-------- Supplied records

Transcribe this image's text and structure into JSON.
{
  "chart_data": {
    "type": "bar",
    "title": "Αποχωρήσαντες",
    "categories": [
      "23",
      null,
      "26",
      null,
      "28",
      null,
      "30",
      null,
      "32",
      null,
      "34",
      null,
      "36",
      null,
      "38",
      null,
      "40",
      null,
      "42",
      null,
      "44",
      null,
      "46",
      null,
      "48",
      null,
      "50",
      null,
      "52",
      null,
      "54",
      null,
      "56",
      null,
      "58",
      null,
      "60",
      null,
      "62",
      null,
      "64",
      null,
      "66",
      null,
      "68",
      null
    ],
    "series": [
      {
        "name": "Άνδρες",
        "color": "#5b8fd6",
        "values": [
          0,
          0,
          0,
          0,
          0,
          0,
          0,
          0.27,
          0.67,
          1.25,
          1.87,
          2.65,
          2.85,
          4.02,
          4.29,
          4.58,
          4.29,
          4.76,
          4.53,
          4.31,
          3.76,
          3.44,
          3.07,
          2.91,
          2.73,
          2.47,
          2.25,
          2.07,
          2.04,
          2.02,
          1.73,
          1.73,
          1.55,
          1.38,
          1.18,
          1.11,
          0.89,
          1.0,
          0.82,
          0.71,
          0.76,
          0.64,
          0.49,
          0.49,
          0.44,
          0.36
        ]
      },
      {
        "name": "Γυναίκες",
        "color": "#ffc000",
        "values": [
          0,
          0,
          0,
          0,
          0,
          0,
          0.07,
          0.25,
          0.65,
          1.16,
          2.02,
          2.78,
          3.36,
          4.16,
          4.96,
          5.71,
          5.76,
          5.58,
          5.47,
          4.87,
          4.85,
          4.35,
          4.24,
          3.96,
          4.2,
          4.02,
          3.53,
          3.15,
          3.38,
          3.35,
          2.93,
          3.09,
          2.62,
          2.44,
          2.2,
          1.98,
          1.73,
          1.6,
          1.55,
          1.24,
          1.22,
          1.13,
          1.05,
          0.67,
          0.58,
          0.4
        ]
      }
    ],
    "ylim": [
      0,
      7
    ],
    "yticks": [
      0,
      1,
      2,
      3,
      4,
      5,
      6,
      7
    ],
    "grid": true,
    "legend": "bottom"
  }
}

----------------

## Your task
Each record should come back exactly as written.

## Answer to the exercise
Transcribe this image's text and structure into JSON.
{
  "chart_data": {
    "type": "bar",
    "title": "Αποχωρήσαντες",
    "categories": [
      "23",
      null,
      "26",
      null,
      "28",
      null,
      "30",
      null,
      "32",
      null,
      "34",
      null,
      "36",
      null,
      "38",
      null,
      "40",
      null,
      "42",
      null,
      "44",
      null,
      "46",
      null,
      "48",
      null,
      "50",
      null,
      "52",
      null,
      "54",
      null,
      "56",
      null,
      "58",
      null,
      "60",
      null,
      "62",
      null,
      "64",
      null,
      "66",
      null,
      "68",
      null
    ],
    "series": [
      {
        "name": "Άνδρες",
        "color": "#5b8fd6",
        "values": [
          0,
          0,
          0,
          0,
          0,
          0,
          0,
          0.27,
          0.67,
          1.25,
          1.87,
          2.65,
          2.85,
          4.02,
          4.29,
          4.58,
          4.29,
          4.76,
          4.53,
          4.31,
          3.76,
          3.44,
          3.07,
          2.91,
          2.73,
          2.47,
          2.25,
          2.07,
          2.04,
          2.02,
          1.73,
          1.73,
          1.55,
          1.38,
          1.18,
          1.11,
          0.89,
          1.0,
          0.82,
          0.71,
          0.76,
          0.64,
          0.49,
          0.49,
          0.44,
          0.36
        ]
      },
      {
        "name": "Γυναίκες",
        "color": "#ffc000",
        "values": [
          0,
          0,
          0,
          0,
          0,
          0,
          0.07,
          0.25,
          0.65,
          1.16,
          2.02,
          2.78,
          3.36,
          4.16,
          4.96,
          5.71,
          5.76,
          5.58,
          5.47,
          4.87,
          4.85,
          4.35,
          4.24,
          3.96,
          4.2,
          4.02,
          3.53,
          3.15,
          3.38,
          3.35,
          2.93,
          3.09,
          2.62,
          2.44,
          2.2,
          1.98,
          1.73,
          1.6,
          1.55,
          1.24,
          1.22,
          1.13,
          1.05,
          0.67,
          0.58,
          0.4
        ]
      }
    ],
    "ylim": [
      0,
      7
    ],
    "yticks": [
      0,
      1,
      2,
      3,
      4,
      5,
      6,
      7
    ],
    "grid": true,
    "legend": "bottom"
  }
}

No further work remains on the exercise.